### WHAT NEEDS TO BE DONE
Copy every line from the data below in which the string "чрезвычайных" can be found.

### Collection entries
—————

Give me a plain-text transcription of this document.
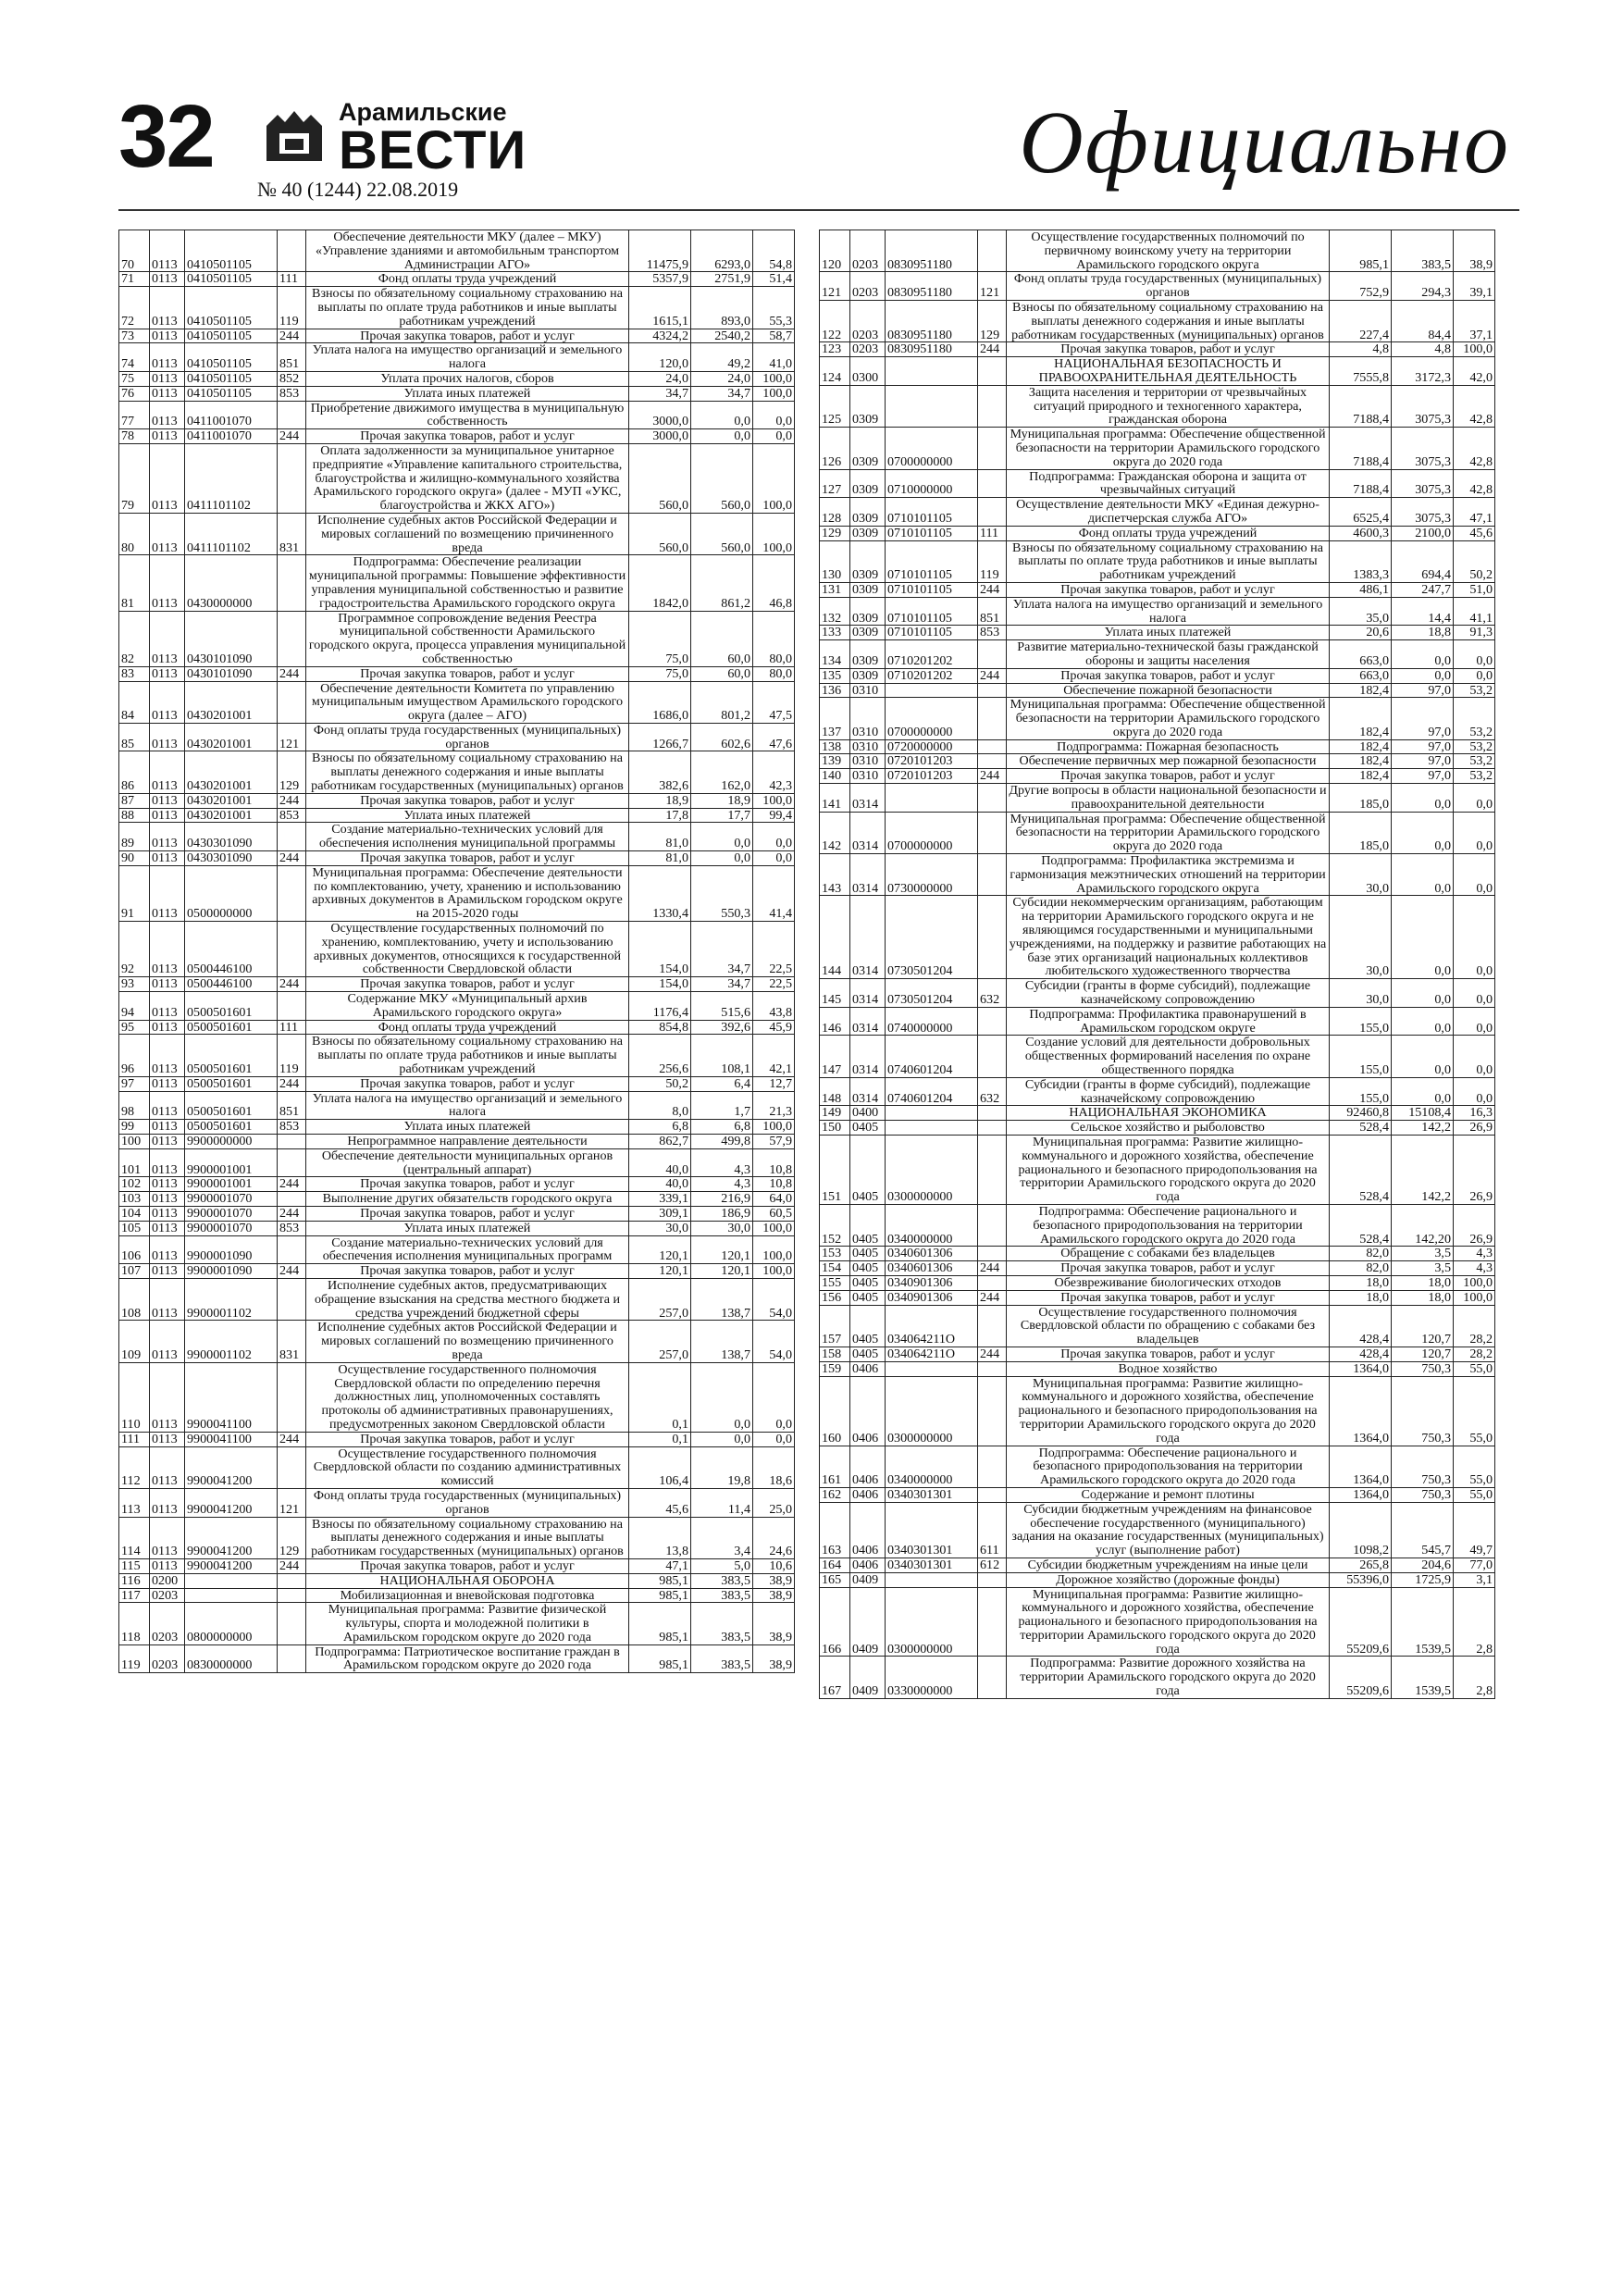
32	Арамильские
ВЕСТИ
№ 40 (1244) 22.08.2019	Официально
70	0113	0410501105		Обеспечение деятельности МКУ (далее – МКУ) «Управление зданиями и автомобильным транспортом Администрации АГО»	11475,9	6293,0	54,8
71	0113	0410501105	111	Фонд оплаты труда учреждений	5357,9	2751,9	51,4
72	0113	0410501105	119	Взносы по обязательному социальному страхованию на выплаты по оплате труда работников и иные выплаты работникам учреждений	1615,1	893,0	55,3
73	0113	0410501105	244	Прочая закупка товаров, работ и услуг	4324,2	2540,2	58,7
74	0113	0410501105	851	Уплата налога на имущество организаций и земельного налога	120,0	49,2	41,0
75	0113	0410501105	852	Уплата прочих налогов, сборов	24,0	24,0	100,0
76	0113	0410501105	853	Уплата иных платежей	34,7	34,7	100,0
77	0113	0411001070		Приобретение движимого имущества в муниципальную собственность	3000,0	0,0	0,0
78	0113	0411001070	244	Прочая закупка товаров, работ и услуг	3000,0	0,0	0,0
79	0113	0411101102		Оплата задолженности за муниципальное унитарное предприятие «Управление капитального строительства, благоустройства и жилищно-коммунального хозяйства Арамильского городского округа» (далее - МУП «УКС, благоустройства и ЖКХ АГО»)	560,0	560,0	100,0
80	0113	0411101102	831	Исполнение судебных актов Российской Федерации и мировых соглашений по возмещению причиненного вреда	560,0	560,0	100,0
81	0113	0430000000		Подпрограмма: Обеспечение реализации муниципальной программы: Повышение эффективности управления муниципальной собственностью и развитие градостроительства Арамильского городского округа	1842,0	861,2	46,8
82	0113	0430101090		Программное сопровождение ведения Реестра муниципальной собственности Арамильского городского округа, процесса управления муниципальной собственностью	75,0	60,0	80,0
83	0113	0430101090	244	Прочая закупка товаров, работ и услуг	75,0	60,0	80,0
84	0113	0430201001		Обеспечение деятельности Комитета по управлению муниципальным имуществом Арамильского городского округа (далее – АГО)	1686,0	801,2	47,5
85	0113	0430201001	121	Фонд оплаты труда государственных (муниципальных) органов	1266,7	602,6	47,6
86	0113	0430201001	129	Взносы по обязательному социальному страхованию на выплаты денежного содержания и иные выплаты работникам государственных (муниципальных) органов	382,6	162,0	42,3
87	0113	0430201001	244	Прочая закупка товаров, работ и услуг	18,9	18,9	100,0
88	0113	0430201001	853	Уплата иных платежей	17,8	17,7	99,4
89	0113	0430301090		Создание материально-технических условий для обеспечения исполнения муниципальной программы	81,0	0,0	0,0
90	0113	0430301090	244	Прочая закупка товаров, работ и услуг	81,0	0,0	0,0
91	0113	0500000000		Муниципальная программа: Обеспечение деятельности по комплектованию, учету, хранению и использованию архивных документов в Арамильском городском округе на 2015-2020 годы	1330,4	550,3	41,4
92	0113	0500446100		Осуществление государственных полномочий по хранению, комплектованию, учету и использованию архивных документов, относящихся к государственной собственности Свердловской области	154,0	34,7	22,5
93	0113	0500446100	244	Прочая закупка товаров, работ и услуг	154,0	34,7	22,5
94	0113	0500501601		Содержание МКУ «Муниципальный архив Арамильского городского округа»	1176,4	515,6	43,8
95	0113	0500501601	111	Фонд оплаты труда учреждений	854,8	392,6	45,9
96	0113	0500501601	119	Взносы по обязательному социальному страхованию на выплаты по оплате труда работников и иные выплаты работникам учреждений	256,6	108,1	42,1
97	0113	0500501601	244	Прочая закупка товаров, работ и услуг	50,2	6,4	12,7
98	0113	0500501601	851	Уплата налога на имущество организаций и земельного налога	8,0	1,7	21,3
99	0113	0500501601	853	Уплата иных платежей	6,8	6,8	100,0
100	0113	9900000000		Непрограммное направление деятельности	862,7	499,8	57,9
101	0113	9900001001		Обеспечение деятельности муниципальных органов (центральный аппарат)	40,0	4,3	10,8
102	0113	9900001001	244	Прочая закупка товаров, работ и услуг	40,0	4,3	10,8
103	0113	9900001070		Выполнение других обязательств городского округа	339,1	216,9	64,0
104	0113	9900001070	244	Прочая закупка товаров, работ и услуг	309,1	186,9	60,5
105	0113	9900001070	853	Уплата иных платежей	30,0	30,0	100,0
106	0113	9900001090		Создание материально-технических условий для обеспечения исполнения муниципальных программ	120,1	120,1	100,0
107	0113	9900001090	244	Прочая закупка товаров, работ и услуг	120,1	120,1	100,0
108	0113	9900001102		Исполнение судебных актов, предусматривающих обращение взыскания на средства местного бюджета и средства учреждений бюджетной сферы	257,0	138,7	54,0
109	0113	9900001102	831	Исполнение судебных актов Российской Федерации и мировых соглашений по возмещению причиненного вреда	257,0	138,7	54,0
110	0113	9900041100		Осуществление государственного полномочия Свердловской области по определению перечня должностных лиц, уполномоченных составлять протоколы об административных правонарушениях, предусмотренных законом Свердловской области	0,1	0,0	0,0
111	0113	9900041100	244	Прочая закупка товаров, работ и услуг	0,1	0,0	0,0
112	0113	9900041200		Осуществление государственного полномочия Свердловской области по созданию административных комиссий	106,4	19,8	18,6
113	0113	9900041200	121	Фонд оплаты труда государственных (муниципальных) органов	45,6	11,4	25,0
114	0113	9900041200	129	Взносы по обязательному социальному страхованию на выплаты денежного содержания и иные выплаты работникам государственных (муниципальных) органов	13,8	3,4	24,6
115	0113	9900041200	244	Прочая закупка товаров, работ и услуг	47,1	5,0	10,6
116	0200			НАЦИОНАЛЬНАЯ ОБОРОНА	985,1	383,5	38,9
117	0203			Мобилизационная и вневойсковая подготовка	985,1	383,5	38,9
118	0203	0800000000		Муниципальная программа: Развитие физической культуры, спорта и молодежной политики в Арамильском городском округе до 2020 года	985,1	383,5	38,9
119	0203	0830000000		Подпрограмма: Патриотическое воспитание граждан в Арамильском городском округе до 2020 года	985,1	383,5	38,9
120	0203	0830951180		Осуществление государственных полномочий по первичному воинскому учету на территории Арамильского городского округа	985,1	383,5	38,9
121	0203	0830951180	121	Фонд оплаты труда государственных (муниципальных) органов	752,9	294,3	39,1
122	0203	0830951180	129	Взносы по обязательному социальному страхованию на выплаты денежного содержания и иные выплаты работникам государственных (муниципальных) органов	227,4	84,4	37,1
123	0203	0830951180	244	Прочая закупка товаров, работ и услуг	4,8	4,8	100,0
124	0300			НАЦИОНАЛЬНАЯ БЕЗОПАСНОСТЬ И ПРАВООХРАНИТЕЛЬНАЯ ДЕЯТЕЛЬНОСТЬ	7555,8	3172,3	42,0
125	0309			Защита населения и территории от чрезвычайных ситуаций природного и техногенного характера, гражданская оборона	7188,4	3075,3	42,8
126	0309	0700000000		Муниципальная программа: Обеспечение общественной безопасности на территории Арамильского городского округа до 2020 года	7188,4	3075,3	42,8
127	0309	0710000000		Подпрограмма: Гражданская оборона и защита от чрезвычайных ситуаций	7188,4	3075,3	42,8
128	0309	0710101105		Осуществление деятельности МКУ «Единая дежурно-диспетчерская служба АГО»	6525,4	3075,3	47,1
129	0309	0710101105	111	Фонд оплаты труда учреждений	4600,3	2100,0	45,6
130	0309	0710101105	119	Взносы по обязательному социальному страхованию на выплаты по оплате труда работников и иные выплаты работникам учреждений	1383,3	694,4	50,2
131	0309	0710101105	244	Прочая закупка товаров, работ и услуг	486,1	247,7	51,0
132	0309	0710101105	851	Уплата налога на имущество организаций и земельного налога	35,0	14,4	41,1
133	0309	0710101105	853	Уплата иных платежей	20,6	18,8	91,3
134	0309	0710201202		Развитие материально-технической базы гражданской обороны и защиты населения	663,0	0,0	0,0
135	0309	0710201202	244	Прочая закупка товаров, работ и услуг	663,0	0,0	0,0
136	0310			Обеспечение пожарной безопасности	182,4	97,0	53,2
137	0310	0700000000		Муниципальная программа: Обеспечение общественной безопасности на территории Арамильского городского округа до 2020 года	182,4	97,0	53,2
138	0310	0720000000		Подпрограмма: Пожарная безопасность	182,4	97,0	53,2
139	0310	0720101203		Обеспечение первичных мер пожарной безопасности	182,4	97,0	53,2
140	0310	0720101203	244	Прочая закупка товаров, работ и услуг	182,4	97,0	53,2
141	0314			Другие вопросы в области национальной безопасности и правоохранительной деятельности	185,0	0,0	0,0
142	0314	0700000000		Муниципальная программа: Обеспечение общественной безопасности на территории Арамильского городского округа до 2020 года	185,0	0,0	0,0
143	0314	0730000000		Подпрограмма: Профилактика экстремизма и гармонизация межэтнических отношений на территории Арамильского городского округа	30,0	0,0	0,0
144	0314	0730501204		Субсидии некоммерческим организациям, работающим на территории Арамильского городского округа и не являющимся государственными и муниципальными учреждениями, на поддержку и развитие работающих на базе этих организаций национальных коллективов любительского художественного творчества	30,0	0,0	0,0
145	0314	0730501204	632	Субсидии (гранты в форме субсидий), подлежащие казначейскому сопровождению	30,0	0,0	0,0
146	0314	0740000000		Подпрограмма: Профилактика правонарушений в Арамильском городском округе	155,0	0,0	0,0
147	0314	0740601204		Создание условий для деятельности добровольных общественных формирований населения по охране общественного порядка	155,0	0,0	0,0
148	0314	0740601204	632	Субсидии (гранты в форме субсидий), подлежащие казначейскому сопровождению	155,0	0,0	0,0
149	0400			НАЦИОНАЛЬНАЯ ЭКОНОМИКА	92460,8	15108,4	16,3
150	0405			Сельское хозяйство и рыболовство	528,4	142,2	26,9
151	0405	0300000000		Муниципальная программа: Развитие жилищно-коммунального и дорожного хозяйства, обеспечение рационального и безопасного природопользования на территории Арамильского городского округа до 2020 года	528,4	142,2	26,9
152	0405	0340000000		Подпрограмма: Обеспечение рационального и безопасного природопользования на территории Арамильского городского округа до 2020 года	528,4	142,20	26,9
153	0405	0340601306		Обращение с собаками без владельцев	82,0	3,5	4,3
154	0405	0340601306	244	Прочая закупка товаров, работ и услуг	82,0	3,5	4,3
155	0405	0340901306		Обезвреживание биологических отходов	18,0	18,0	100,0
156	0405	0340901306	244	Прочая закупка товаров, работ и услуг	18,0	18,0	100,0
157	0405	034064211О		Осуществление государственного полномочия Свердловской области по обращению с собаками без владельцев	428,4	120,7	28,2
158	0405	034064211О	244	Прочая закупка товаров, работ и услуг	428,4	120,7	28,2
159	0406			Водное хозяйство	1364,0	750,3	55,0
160	0406	0300000000		Муниципальная программа: Развитие жилищно-коммунального и дорожного хозяйства, обеспечение рационального и безопасного природопользования на территории Арамильского городского округа до 2020 года	1364,0	750,3	55,0
161	0406	0340000000		Подпрограмма: Обеспечение рационального и безопасного природопользования на территории Арамильского городского округа до 2020 года	1364,0	750,3	55,0
162	0406	0340301301		Содержание и ремонт плотины	1364,0	750,3	55,0
163	0406	0340301301	611	Субсидии бюджетным учреждениям на финансовое обеспечение государственного (муниципального) задания на оказание государственных (муниципальных) услуг (выполнение работ)	1098,2	545,7	49,7
164	0406	0340301301	612	Субсидии бюджетным учреждениям на иные цели	265,8	204,6	77,0
165	0409			Дорожное хозяйство (дорожные фонды)	55396,0	1725,9	3,1
166	0409	0300000000		Муниципальная программа: Развитие жилищно-коммунального и дорожного хозяйства, обеспечение рационального и безопасного природопользования на территории Арамильского городского округа до 2020 года	55209,6	1539,5	2,8
167	0409	0330000000		Подпрограмма: Развитие дорожного хозяйства на территории Арамильского городского округа до 2020 года	55209,6	1539,5	2,8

—————

### COMPLETE ANSWER
125	0309			Защита населения и территории от чрезвычайных ситуаций природного и техногенного характера, гражданская оборона	7188,4	3075,3	42,8
127	0309	0710000000		Подпрограмма: Гражданская оборона и защита от чрезвычайных ситуаций	7188,4	3075,3	42,8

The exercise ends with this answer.